Exercise instructions:
Search the data for the word "this". Reproduce every line where it is found.

Data section:

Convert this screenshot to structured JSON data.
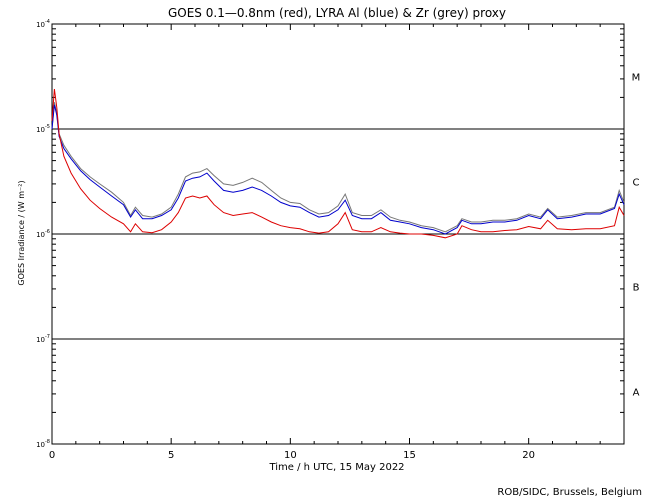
{
  "chart_data": {
    "type": "line",
    "title": "GOES 0.1—0.8nm (red), LYRA Al (blue) & Zr (grey) proxy",
    "xlabel": "Time / h UTC, 15 May 2022",
    "ylabel": "GOES Irradiance / (W m⁻²)",
    "xlim": [
      0,
      24
    ],
    "ylim": [
      1e-08,
      0.0001
    ],
    "yscale": "log",
    "grid": false,
    "x_ticks": [
      0,
      5,
      10,
      15,
      20
    ],
    "x_tick_labels": [
      "0",
      "5",
      "10",
      "15",
      "20"
    ],
    "y_ticks": [
      1e-08,
      1e-07,
      1e-06,
      1e-05,
      0.0001
    ],
    "y_tick_labels": [
      {
        "base": "10",
        "exp": "-8"
      },
      {
        "base": "10",
        "exp": "-7"
      },
      {
        "base": "10",
        "exp": "-6"
      },
      {
        "base": "10",
        "exp": "-5"
      },
      {
        "base": "10",
        "exp": "-4"
      }
    ],
    "reference_lines": [
      1e-07,
      1e-06,
      1e-05
    ],
    "flare_classes": [
      {
        "label": "A",
        "center": 3.16e-08
      },
      {
        "label": "B",
        "center": 3.16e-07
      },
      {
        "label": "C",
        "center": 3.16e-06
      },
      {
        "label": "M",
        "center": 3.16e-05
      }
    ],
    "series": [
      {
        "color": "#777777",
        "x": [
          0,
          0.1,
          0.2,
          0.3,
          0.5,
          0.8,
          1.2,
          1.6,
          2,
          2.5,
          3,
          3.3,
          3.5,
          3.8,
          4.2,
          4.6,
          5,
          5.3,
          5.6,
          5.9,
          6.2,
          6.5,
          6.8,
          7.2,
          7.6,
          8,
          8.4,
          8.8,
          9.2,
          9.6,
          10,
          10.4,
          10.8,
          11.2,
          11.6,
          12,
          12.3,
          12.6,
          13,
          13.4,
          13.8,
          14.2,
          14.6,
          15,
          15.5,
          16,
          16.5,
          17,
          17.2,
          17.6,
          18,
          18.5,
          19,
          19.5,
          20,
          20.5,
          20.8,
          21.2,
          21.8,
          22.4,
          23,
          23.6,
          23.8,
          24
        ],
        "values": [
          1e-05,
          1.8e-05,
          1.4e-05,
          9e-06,
          7e-06,
          5.5e-06,
          4.2e-06,
          3.5e-06,
          3e-06,
          2.5e-06,
          2e-06,
          1.5e-06,
          1.8e-06,
          1.5e-06,
          1.45e-06,
          1.55e-06,
          1.8e-06,
          2.4e-06,
          3.5e-06,
          3.8e-06,
          3.9e-06,
          4.2e-06,
          3.6e-06,
          3e-06,
          2.9e-06,
          3.1e-06,
          3.4e-06,
          3.1e-06,
          2.6e-06,
          2.2e-06,
          2e-06,
          1.95e-06,
          1.7e-06,
          1.55e-06,
          1.6e-06,
          1.85e-06,
          2.4e-06,
          1.6e-06,
          1.5e-06,
          1.5e-06,
          1.7e-06,
          1.45e-06,
          1.35e-06,
          1.3e-06,
          1.2e-06,
          1.15e-06,
          1.05e-06,
          1.2e-06,
          1.4e-06,
          1.3e-06,
          1.3e-06,
          1.35e-06,
          1.35e-06,
          1.4e-06,
          1.55e-06,
          1.45e-06,
          1.75e-06,
          1.45e-06,
          1.5e-06,
          1.6e-06,
          1.6e-06,
          1.8e-06,
          2.6e-06,
          2e-06
        ]
      },
      {
        "color": "#0000cc",
        "x": [
          0,
          0.1,
          0.2,
          0.3,
          0.5,
          0.8,
          1.2,
          1.6,
          2,
          2.5,
          3,
          3.3,
          3.5,
          3.8,
          4.2,
          4.6,
          5,
          5.3,
          5.6,
          5.9,
          6.2,
          6.5,
          6.8,
          7.2,
          7.6,
          8,
          8.4,
          8.8,
          9.2,
          9.6,
          10,
          10.4,
          10.8,
          11.2,
          11.6,
          12,
          12.3,
          12.6,
          13,
          13.4,
          13.8,
          14.2,
          14.6,
          15,
          15.5,
          16,
          16.5,
          17,
          17.2,
          17.6,
          18,
          18.5,
          19,
          19.5,
          20,
          20.5,
          20.8,
          21.2,
          21.8,
          22.4,
          23,
          23.6,
          23.8,
          24
        ],
        "values": [
          1e-05,
          1.7e-05,
          1.35e-05,
          8.5e-06,
          6.5e-06,
          5.2e-06,
          4e-06,
          3.3e-06,
          2.8e-06,
          2.3e-06,
          1.9e-06,
          1.45e-06,
          1.7e-06,
          1.4e-06,
          1.4e-06,
          1.5e-06,
          1.7e-06,
          2.2e-06,
          3.2e-06,
          3.4e-06,
          3.5e-06,
          3.8e-06,
          3.2e-06,
          2.6e-06,
          2.5e-06,
          2.6e-06,
          2.8e-06,
          2.6e-06,
          2.3e-06,
          2e-06,
          1.85e-06,
          1.8e-06,
          1.6e-06,
          1.45e-06,
          1.5e-06,
          1.7e-06,
          2.1e-06,
          1.5e-06,
          1.4e-06,
          1.4e-06,
          1.6e-06,
          1.35e-06,
          1.3e-06,
          1.25e-06,
          1.15e-06,
          1.1e-06,
          1e-06,
          1.15e-06,
          1.35e-06,
          1.25e-06,
          1.25e-06,
          1.3e-06,
          1.3e-06,
          1.35e-06,
          1.5e-06,
          1.4e-06,
          1.7e-06,
          1.4e-06,
          1.45e-06,
          1.55e-06,
          1.55e-06,
          1.75e-06,
          2.4e-06,
          1.9e-06
        ]
      },
      {
        "color": "#dd0000",
        "x": [
          0,
          0.1,
          0.2,
          0.3,
          0.5,
          0.8,
          1.2,
          1.6,
          2,
          2.5,
          3,
          3.3,
          3.5,
          3.8,
          4.2,
          4.6,
          5,
          5.3,
          5.6,
          5.9,
          6.2,
          6.5,
          6.8,
          7.2,
          7.6,
          8,
          8.4,
          8.8,
          9.2,
          9.6,
          10,
          10.4,
          10.8,
          11.2,
          11.6,
          12,
          12.3,
          12.6,
          13,
          13.4,
          13.8,
          14.2,
          14.6,
          15,
          15.5,
          16,
          16.5,
          17,
          17.2,
          17.6,
          18,
          18.5,
          19,
          19.5,
          20,
          20.5,
          20.8,
          21.2,
          21.8,
          22.4,
          23,
          23.6,
          23.8,
          24
        ],
        "values": [
          1.2e-05,
          2.4e-05,
          1.6e-05,
          9e-06,
          5.5e-06,
          3.8e-06,
          2.7e-06,
          2.1e-06,
          1.75e-06,
          1.45e-06,
          1.25e-06,
          1.05e-06,
          1.25e-06,
          1.05e-06,
          1.03e-06,
          1.1e-06,
          1.3e-06,
          1.6e-06,
          2.2e-06,
          2.3e-06,
          2.2e-06,
          2.3e-06,
          1.9e-06,
          1.6e-06,
          1.5e-06,
          1.55e-06,
          1.6e-06,
          1.45e-06,
          1.3e-06,
          1.2e-06,
          1.15e-06,
          1.12e-06,
          1.05e-06,
          1.02e-06,
          1.05e-06,
          1.25e-06,
          1.6e-06,
          1.1e-06,
          1.05e-06,
          1.05e-06,
          1.15e-06,
          1.05e-06,
          1.02e-06,
          1e-06,
          1e-06,
          9.7e-07,
          9.2e-07,
          1e-06,
          1.2e-06,
          1.1e-06,
          1.05e-06,
          1.05e-06,
          1.08e-06,
          1.1e-06,
          1.18e-06,
          1.12e-06,
          1.35e-06,
          1.12e-06,
          1.1e-06,
          1.12e-06,
          1.12e-06,
          1.2e-06,
          1.8e-06,
          1.5e-06
        ]
      }
    ]
  },
  "credit": "ROB/SIDC, Brussels, Belgium"
}
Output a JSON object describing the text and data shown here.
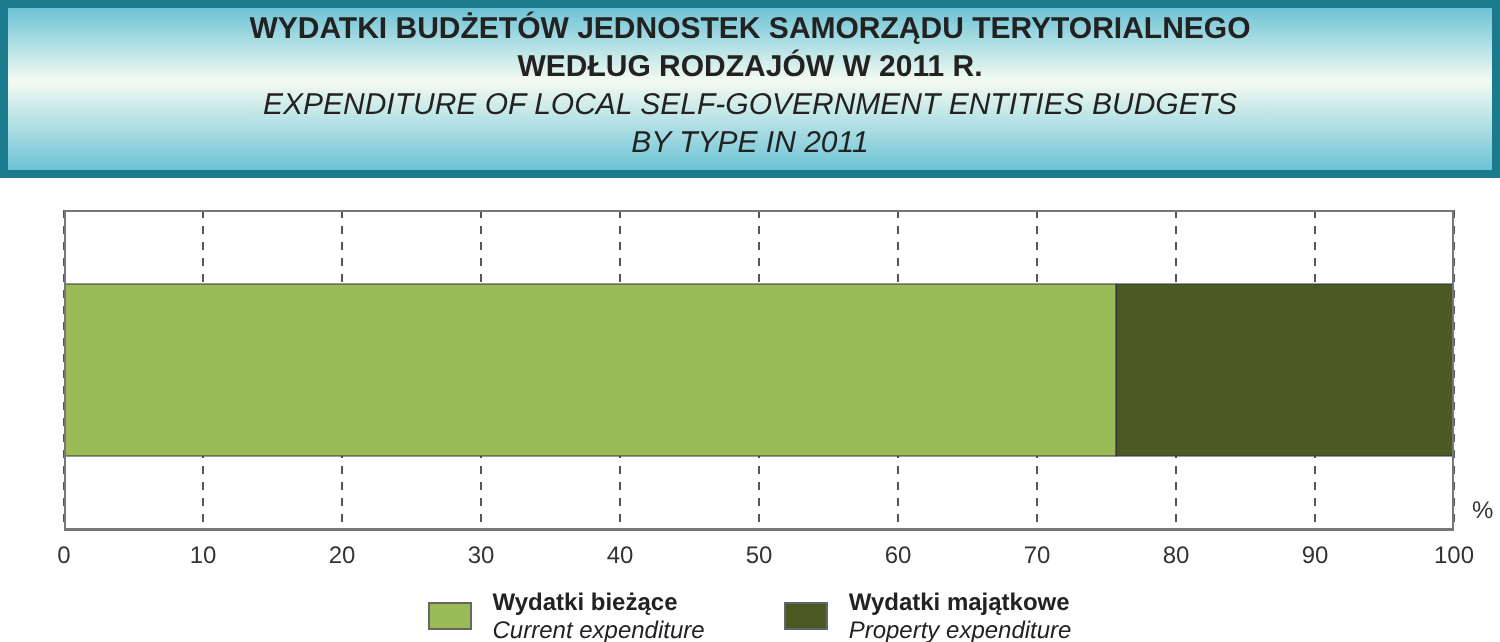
{
  "chart_data": {
    "type": "bar",
    "orientation": "horizontal",
    "stacked": true,
    "title": "WYDATKI BUDŻETÓW JEDNOSTEK SAMORZĄDU TERYTORIALNEGO\nWEDŁUG RODZAJÓW W 2011 R.",
    "subtitle": "EXPENDITURE OF LOCAL SELF-GOVERNMENT ENTITIES BUDGETS\nBY TYPE IN 2011",
    "xlabel": "%",
    "categories": [
      null
    ],
    "series": [
      {
        "name": "Wydatki bieżące\nCurrent expenditure",
        "color": "#9bbb59",
        "values": [
          75.7
        ]
      },
      {
        "name": "Wydatki majątkowe\nProperty expenditure",
        "color": "#4a5a22",
        "values": [
          24.3
        ]
      }
    ],
    "xlim": [
      0,
      100
    ],
    "xticks": [
      0,
      10,
      20,
      30,
      40,
      50,
      60,
      70,
      80,
      90,
      100
    ],
    "grid": "x",
    "legend": "bottom"
  }
}
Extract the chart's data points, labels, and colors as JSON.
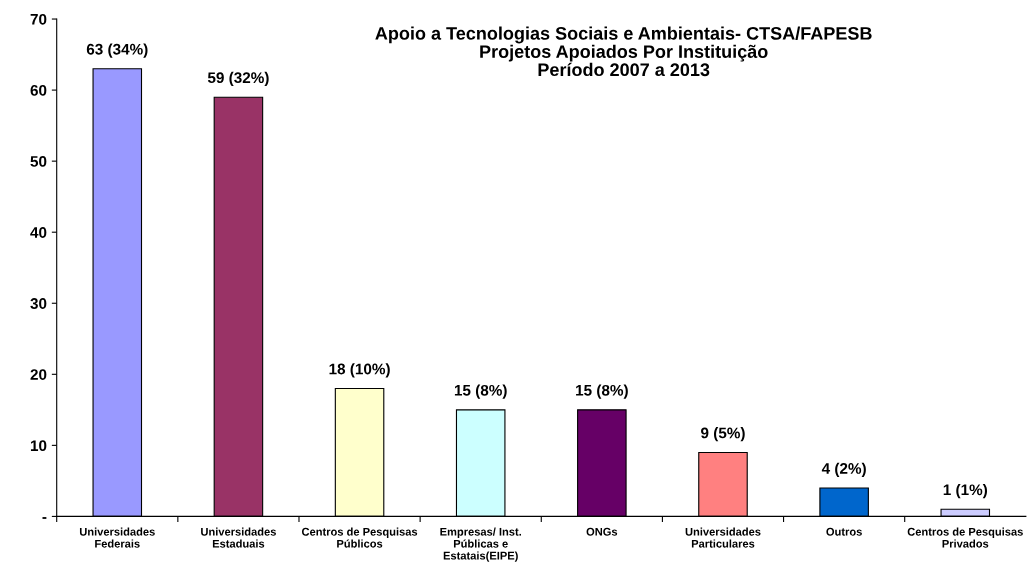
{
  "chart_data": {
    "type": "bar",
    "title": "Apoio a Tecnologias Sociais e Ambientais- CTSA/FAPESB\nProjetos Apoiados Por Instituição\nPeríodo 2007 a 2013",
    "categories": [
      "Universidades\nFederais",
      "Universidades\nEstaduais",
      "Centros de Pesquisas\nPúblicos",
      "Empresas/ Inst.\nPúblicas e\nEstatais(EIPE)",
      "ONGs",
      "Universidades\nParticulares",
      "Outros",
      "Centros de Pesquisas\nPrivados"
    ],
    "values": [
      63,
      59,
      18,
      15,
      15,
      9,
      4,
      1
    ],
    "colors": [
      "#9999ff",
      "#993366",
      "#ffffcc",
      "#ccffff",
      "#660066",
      "#ff8080",
      "#0066cc",
      "#ccccff"
    ],
    "value_labels": [
      "63 (34%)",
      "59 (32%)",
      "18 (10%)",
      "15 (8%)",
      "15 (8%)",
      "9 (5%)",
      "4 (2%)",
      "1 (1%)"
    ],
    "ylim": [
      0,
      70
    ],
    "yticks": [
      {
        "value": 0,
        "label": "-"
      },
      10,
      20,
      30,
      40,
      50,
      60,
      70
    ],
    "grid": false
  }
}
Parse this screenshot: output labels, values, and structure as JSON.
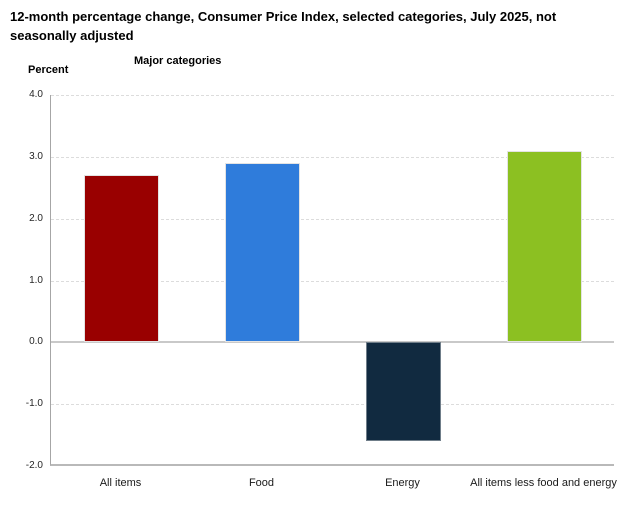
{
  "header": {
    "title": "12-month percentage change, Consumer Price Index, selected categories, July 2025, not seasonally adjusted",
    "y_axis_caption": "Percent",
    "x_axis_caption": "Major categories"
  },
  "colors": {
    "background": "#ffffff",
    "grid_dashed": "#dcdcdc",
    "zero_line": "#c9c9c9",
    "axis_line": "#a6a6a6",
    "text": "#262626"
  },
  "chart_data": {
    "type": "bar",
    "title": "12-month percentage change, Consumer Price Index, selected categories, July 2025, not seasonally adjusted",
    "xlabel": "Major categories",
    "ylabel": "Percent",
    "categories": [
      "All items",
      "Food",
      "Energy",
      "All items less food and energy"
    ],
    "values": [
      2.7,
      2.9,
      -1.6,
      3.1
    ],
    "bar_colors": [
      "#990000",
      "#2f7cdb",
      "#112a40",
      "#8cc022"
    ],
    "ylim": [
      -2.0,
      4.0
    ],
    "yticks": [
      "4.0",
      "3.0",
      "2.0",
      "1.0",
      "0.0",
      "-1.0",
      "-2.0"
    ],
    "grid": "horizontal-dashed",
    "legend": "none"
  }
}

Task answer:
Convert this screenshot to structured JSON data.
Parse this screenshot: output labels, values, and structure as JSON.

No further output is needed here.